=== DIRECTIONS FOR THIS TASK ===
Go through the lines below. Copy those with "推行不结盟政策".

(Dataset items)
####################

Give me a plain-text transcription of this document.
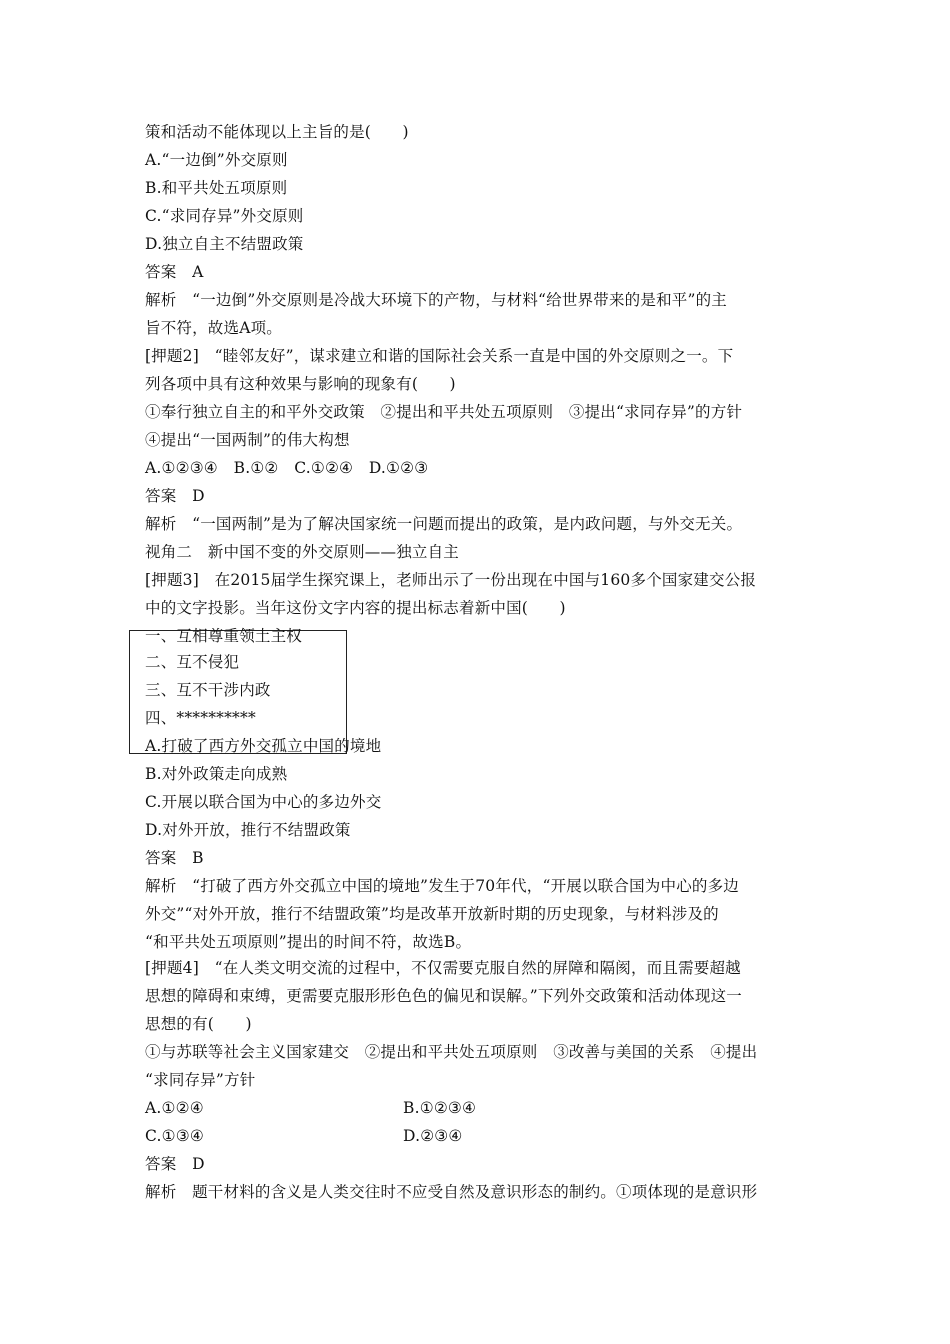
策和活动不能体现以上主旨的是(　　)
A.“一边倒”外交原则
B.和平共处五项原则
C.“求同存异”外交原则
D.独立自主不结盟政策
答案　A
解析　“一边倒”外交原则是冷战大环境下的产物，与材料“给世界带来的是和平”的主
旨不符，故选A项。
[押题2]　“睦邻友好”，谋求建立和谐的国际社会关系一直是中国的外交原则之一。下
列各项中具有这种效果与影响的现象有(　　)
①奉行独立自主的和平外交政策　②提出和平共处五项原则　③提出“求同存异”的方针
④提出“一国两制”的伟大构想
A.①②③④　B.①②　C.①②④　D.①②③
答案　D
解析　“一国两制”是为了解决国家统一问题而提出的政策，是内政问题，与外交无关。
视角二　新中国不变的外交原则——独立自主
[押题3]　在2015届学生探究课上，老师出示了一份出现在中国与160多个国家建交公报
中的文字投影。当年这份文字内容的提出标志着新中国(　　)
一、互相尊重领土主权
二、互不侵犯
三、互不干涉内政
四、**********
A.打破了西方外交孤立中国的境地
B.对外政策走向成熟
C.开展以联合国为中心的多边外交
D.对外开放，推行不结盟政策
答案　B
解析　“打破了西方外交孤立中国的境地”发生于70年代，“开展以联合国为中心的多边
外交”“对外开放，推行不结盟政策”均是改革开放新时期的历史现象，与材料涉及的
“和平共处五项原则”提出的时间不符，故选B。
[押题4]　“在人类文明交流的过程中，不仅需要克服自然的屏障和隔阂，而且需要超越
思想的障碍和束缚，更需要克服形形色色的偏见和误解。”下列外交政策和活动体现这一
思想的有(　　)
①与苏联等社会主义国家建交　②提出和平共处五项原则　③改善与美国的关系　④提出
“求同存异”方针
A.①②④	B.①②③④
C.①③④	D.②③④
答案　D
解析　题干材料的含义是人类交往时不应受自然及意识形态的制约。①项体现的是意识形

####################

=== TASK RESULT ===
D.对外开放，推行不结盟政策
外交”“对外开放，推行不结盟政策”均是改革开放新时期的历史现象，与材料涉及的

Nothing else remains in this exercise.